---- Listed entries

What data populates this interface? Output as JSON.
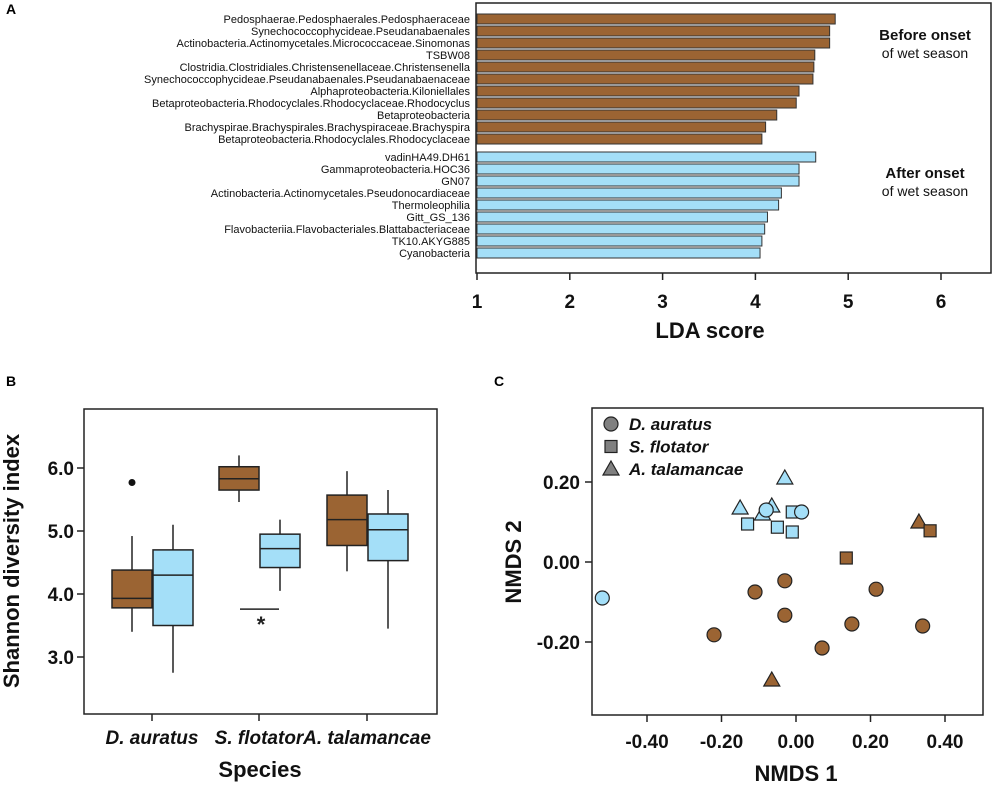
{
  "colors": {
    "before": "#9b6433",
    "after": "#a4dff8",
    "legend": "#808080"
  },
  "panel_labels": [
    "A",
    "B",
    "C"
  ],
  "chart_data": [
    {
      "type": "bar",
      "orientation": "horizontal",
      "xlabel": "LDA score",
      "xlim": [
        1,
        6.55
      ],
      "xticks": [
        "1",
        "2",
        "3",
        "4",
        "5",
        "6"
      ],
      "groups": [
        {
          "name_line1": "Before onset",
          "name_line2": "of wet season",
          "color": "before",
          "categories": [
            "Pedosphaerae.Pedosphaerales.Pedosphaeraceae",
            "Synechococcophycideae.Pseudanabaenales",
            "Actinobacteria.Actinomycetales.Micrococcaceae.Sinomonas",
            "TSBW08",
            "Clostridia.Clostridiales.Christensenellaceae.Christensenella",
            "Synechococcophycideae.Pseudanabaenales.Pseudanabaenaceae",
            "Alphaproteobacteria.Kiloniellales",
            "Betaproteobacteria.Rhodocyclales.Rhodocyclaceae.Rhodocyclus",
            "Betaproteobacteria",
            "Brachyspirae.Brachyspirales.Brachyspiraceae.Brachyspira",
            "Betaproteobacteria.Rhodocyclales.Rhodocyclaceae"
          ],
          "values": [
            4.86,
            4.8,
            4.8,
            4.64,
            4.63,
            4.62,
            4.47,
            4.44,
            4.23,
            4.11,
            4.07
          ]
        },
        {
          "name_line1": "After onset",
          "name_line2": "of wet season",
          "color": "after",
          "categories": [
            "vadinHA49.DH61",
            "Gammaproteobacteria.HOC36",
            "GN07",
            "Actinobacteria.Actinomycetales.Pseudonocardiaceae",
            "Thermoleophilia",
            "Gitt_GS_136",
            "Flavobacteriia.Flavobacteriales.Blattabacteriaceae",
            "TK10.AKYG885",
            "Cyanobacteria"
          ],
          "values": [
            4.65,
            4.47,
            4.47,
            4.28,
            4.25,
            4.13,
            4.1,
            4.07,
            4.05
          ]
        }
      ]
    },
    {
      "type": "boxplot",
      "xlabel": "Species",
      "ylabel": "Shannon diversity index",
      "ylim": [
        2.08,
        6.94
      ],
      "yticks": [
        "3.0",
        "4.0",
        "5.0",
        "6.0"
      ],
      "categories": [
        "D. auratus",
        "S. flotator",
        "A. talamancae"
      ],
      "boxes": [
        {
          "cat": 0,
          "season": "before",
          "min": 3.4,
          "q1": 3.78,
          "median": 3.93,
          "q3": 4.38,
          "max": 4.92,
          "outliers": [
            5.77
          ]
        },
        {
          "cat": 0,
          "season": "after",
          "min": 2.75,
          "q1": 3.5,
          "median": 4.3,
          "q3": 4.7,
          "max": 5.1,
          "outliers": []
        },
        {
          "cat": 1,
          "season": "before",
          "min": 5.46,
          "q1": 5.65,
          "median": 5.83,
          "q3": 6.02,
          "max": 6.2,
          "outliers": []
        },
        {
          "cat": 1,
          "season": "after",
          "min": 4.05,
          "q1": 4.42,
          "median": 4.72,
          "q3": 4.95,
          "max": 5.18,
          "outliers": []
        },
        {
          "cat": 2,
          "season": "before",
          "min": 4.36,
          "q1": 4.77,
          "median": 5.18,
          "q3": 5.57,
          "max": 5.95,
          "outliers": []
        },
        {
          "cat": 2,
          "season": "after",
          "min": 3.45,
          "q1": 4.53,
          "median": 5.02,
          "q3": 5.27,
          "max": 5.65,
          "outliers": []
        }
      ],
      "significance": {
        "category": 1,
        "y": 3.76,
        "label": "*"
      }
    },
    {
      "type": "scatter",
      "xlabel": "NMDS 1",
      "ylabel": "NMDS 2",
      "xlim": [
        -0.548,
        0.504
      ],
      "ylim": [
        -0.383,
        0.385
      ],
      "xticks": [
        "-0.40",
        "-0.20",
        "0.00",
        "0.20",
        "0.40"
      ],
      "xtick_values": [
        -0.4,
        -0.2,
        0,
        0.2,
        0.4
      ],
      "yticks": [
        "-0.20",
        "0.00",
        "0.20"
      ],
      "ytick_values": [
        -0.2,
        0,
        0.2
      ],
      "legend": {
        "position": "top-left",
        "entries": [
          {
            "label": "D. auratus",
            "shape": "circle"
          },
          {
            "label": "S. flotator",
            "shape": "square"
          },
          {
            "label": "A. talamancae",
            "shape": "triangle"
          }
        ]
      },
      "points": [
        {
          "x": -0.09,
          "y": 0.12,
          "shape": "triangle",
          "season": "after"
        },
        {
          "x": -0.52,
          "y": -0.09,
          "shape": "circle",
          "season": "after"
        },
        {
          "x": -0.15,
          "y": 0.135,
          "shape": "triangle",
          "season": "after"
        },
        {
          "x": -0.065,
          "y": 0.14,
          "shape": "triangle",
          "season": "after"
        },
        {
          "x": -0.03,
          "y": 0.21,
          "shape": "triangle",
          "season": "after"
        },
        {
          "x": -0.13,
          "y": 0.095,
          "shape": "square",
          "season": "after"
        },
        {
          "x": -0.05,
          "y": 0.087,
          "shape": "square",
          "season": "after"
        },
        {
          "x": -0.01,
          "y": 0.075,
          "shape": "square",
          "season": "after"
        },
        {
          "x": -0.01,
          "y": 0.125,
          "shape": "square",
          "season": "after"
        },
        {
          "x": -0.08,
          "y": 0.13,
          "shape": "circle",
          "season": "after"
        },
        {
          "x": 0.015,
          "y": 0.125,
          "shape": "circle",
          "season": "after"
        },
        {
          "x": -0.11,
          "y": -0.075,
          "shape": "circle",
          "season": "before"
        },
        {
          "x": -0.03,
          "y": -0.047,
          "shape": "circle",
          "season": "before"
        },
        {
          "x": -0.03,
          "y": -0.133,
          "shape": "circle",
          "season": "before"
        },
        {
          "x": -0.22,
          "y": -0.182,
          "shape": "circle",
          "season": "before"
        },
        {
          "x": 0.07,
          "y": -0.215,
          "shape": "circle",
          "season": "before"
        },
        {
          "x": 0.15,
          "y": -0.155,
          "shape": "circle",
          "season": "before"
        },
        {
          "x": 0.215,
          "y": -0.068,
          "shape": "circle",
          "season": "before"
        },
        {
          "x": 0.34,
          "y": -0.16,
          "shape": "circle",
          "season": "before"
        },
        {
          "x": 0.135,
          "y": 0.01,
          "shape": "square",
          "season": "before"
        },
        {
          "x": 0.33,
          "y": 0.1,
          "shape": "triangle",
          "season": "before"
        },
        {
          "x": 0.36,
          "y": 0.078,
          "shape": "square",
          "season": "before"
        },
        {
          "x": -0.065,
          "y": -0.295,
          "shape": "triangle",
          "season": "before"
        }
      ]
    }
  ]
}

--------

Try it: A single number is the whole answer: the number of lines in the entries that include "Synechococcophycideae".

Exercise result: 2